Given exercise:
Could you write out the listing from the line with "- category-label-orange-county: Orange" up to and including the line with "- abbreviations-note: CTE", with "swatch" replaced by "chip" and nothing else altered, giving only those lines?
______________________________
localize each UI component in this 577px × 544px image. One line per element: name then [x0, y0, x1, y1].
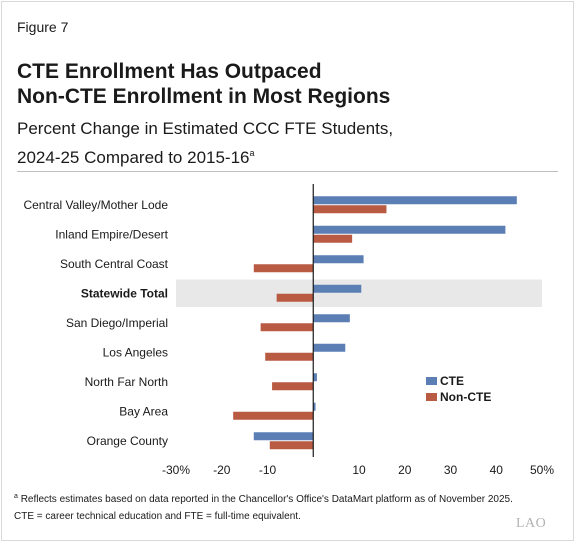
- category-label-orange-county: Orange County: [87, 434, 168, 448]
- bar-cte-statewide-total: [313, 284, 362, 293]
- legend-swatch-cte: [426, 377, 437, 385]
- bar-cte-central-valley-mother-lode: [313, 196, 517, 205]
- legend-label-cte: CTE: [440, 374, 464, 388]
- bar-cte-san-diego-imperial: [313, 314, 350, 323]
- bar-cte-orange-county: [253, 432, 314, 441]
- category-label-north-far-north: North Far North: [85, 375, 168, 389]
- x-tick-label-10: 10: [352, 463, 366, 477]
- legend-label-non-cte: Non-CTE: [440, 390, 491, 404]
- footnote-marker: a: [14, 493, 18, 500]
- chart-subtitle-line-2-text: 2024-25 Compared to 2015-16: [17, 148, 250, 167]
- bar-cte-bay-area: [313, 402, 316, 411]
- bar-non-cte-north-far-north: [272, 382, 314, 391]
- x-tick-label-30: 30: [444, 463, 458, 477]
- category-label-central-valley-mother-lode: Central Valley/Mother Lode: [23, 198, 168, 212]
- figure-label: Figure 7: [17, 19, 69, 35]
- title-divider: [17, 171, 558, 172]
- chart-title-line-1: CTE Enrollment Has Outpaced: [17, 60, 322, 83]
- x-tick-label-30: -30%: [162, 463, 190, 477]
- chart-subtitle-line-2: 2024-25 Compared to 2015-16a: [17, 141, 557, 170]
- bar-cte-north-far-north: [313, 373, 317, 382]
- chart-subtitle-line-1: Percent Change in Estimated CCC FTE Stud…: [17, 119, 394, 138]
- legend-swatch-non-cte: [426, 393, 437, 401]
- bar-non-cte-orange-county: [269, 441, 314, 450]
- footnote: a Reflects estimates based on data repor…: [14, 490, 513, 507]
- chart-title-line-2: Non-CTE Enrollment in Most Regions: [17, 85, 391, 108]
- category-label-san-diego-imperial: San Diego/Imperial: [66, 316, 168, 330]
- legend: CTE Non-CTE: [426, 374, 491, 404]
- x-tick-label-40: 40: [490, 463, 504, 477]
- x-tick-label-10: -10: [259, 463, 277, 477]
- highlight-band-statewide-total: [176, 279, 542, 307]
- category-label-bay-area: Bay Area: [119, 404, 168, 418]
- lao-logo: LAO: [516, 516, 547, 531]
- abbreviations-note: CTE = career technical education and FTE…: [14, 511, 301, 522]
- x-tick-label-20: 20: [398, 463, 412, 477]
- bar-non-cte-inland-empire-desert: [313, 234, 353, 243]
- bar-cte-los-angeles: [313, 343, 346, 352]
- footnote-text: Reflects estimates based on data reporte…: [20, 494, 513, 505]
- category-label-inland-empire-desert: Inland Empire/Desert: [55, 227, 168, 241]
- chart-subtitle: Percent Change in Estimated CCC FTE Stud…: [17, 116, 557, 170]
- bar-non-cte-statewide-total: [276, 293, 314, 302]
- bar-cte-inland-empire-desert: [313, 225, 506, 234]
- bar-non-cte-central-valley-mother-lode: [313, 205, 387, 214]
- x-tick-label-20: -20: [213, 463, 231, 477]
- chart-title: CTE Enrollment Has Outpaced Non-CTE Enro…: [17, 59, 557, 109]
- bar-cte-south-central-coast: [313, 255, 364, 264]
- category-label-south-central-coast: South Central Coast: [60, 257, 169, 271]
- x-tick-label-50: 50%: [530, 463, 554, 477]
- subtitle-footnote-marker: a: [249, 148, 255, 158]
- bar-non-cte-los-angeles: [265, 352, 314, 361]
- bar-non-cte-bay-area: [233, 411, 314, 420]
- bar-non-cte-south-central-coast: [253, 264, 314, 273]
- bar-non-cte-san-diego-imperial: [260, 323, 314, 332]
- category-label-statewide-total: Statewide Total: [81, 286, 168, 300]
- category-label-los-angeles: Los Angeles: [103, 345, 168, 359]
______________________________
Expected output:
- category-label-orange-county: Orange County: [87, 434, 168, 448]
- bar-cte-statewide-total: [313, 284, 362, 293]
- legend-chip-cte: [426, 377, 437, 385]
- bar-cte-central-valley-mother-lode: [313, 196, 517, 205]
- legend-label-cte: CTE: [440, 374, 464, 388]
- bar-cte-san-diego-imperial: [313, 314, 350, 323]
- bar-cte-orange-county: [253, 432, 314, 441]
- category-label-north-far-north: North Far North: [85, 375, 168, 389]
- x-tick-label-10: 10: [352, 463, 366, 477]
- legend-label-non-cte: Non-CTE: [440, 390, 491, 404]
- footnote-marker: a: [14, 493, 18, 500]
- chart-subtitle-line-2-text: 2024-25 Compared to 2015-16: [17, 148, 250, 167]
- bar-cte-bay-area: [313, 402, 316, 411]
- bar-non-cte-north-far-north: [272, 382, 314, 391]
- x-tick-label-30: 30: [444, 463, 458, 477]
- category-label-central-valley-mother-lode: Central Valley/Mother Lode: [23, 198, 168, 212]
- figure-label: Figure 7: [17, 19, 69, 35]
- title-divider: [17, 171, 558, 172]
- chart-title-line-1: CTE Enrollment Has Outpaced: [17, 60, 322, 83]
- x-tick-label-30: -30%: [162, 463, 190, 477]
- chart-subtitle-line-2: 2024-25 Compared to 2015-16a: [17, 141, 557, 170]
- bar-cte-north-far-north: [313, 373, 317, 382]
- chart-subtitle-line-1: Percent Change in Estimated CCC FTE Stud…: [17, 119, 394, 138]
- legend-chip-non-cte: [426, 393, 437, 401]
- bar-non-cte-orange-county: [269, 441, 314, 450]
- footnote: a Reflects estimates based on data repor…: [14, 490, 513, 507]
- chart-title-line-2: Non-CTE Enrollment in Most Regions: [17, 85, 391, 108]
- category-label-san-diego-imperial: San Diego/Imperial: [66, 316, 168, 330]
- legend: CTE Non-CTE: [426, 374, 491, 404]
- x-tick-label-40: 40: [490, 463, 504, 477]
- x-tick-label-10: -10: [259, 463, 277, 477]
- highlight-band-statewide-total: [176, 279, 542, 307]
- category-label-bay-area: Bay Area: [119, 404, 168, 418]
- lao-logo: LAO: [516, 516, 547, 531]
- abbreviations-note: CTE = career technical education and FTE…: [14, 511, 301, 522]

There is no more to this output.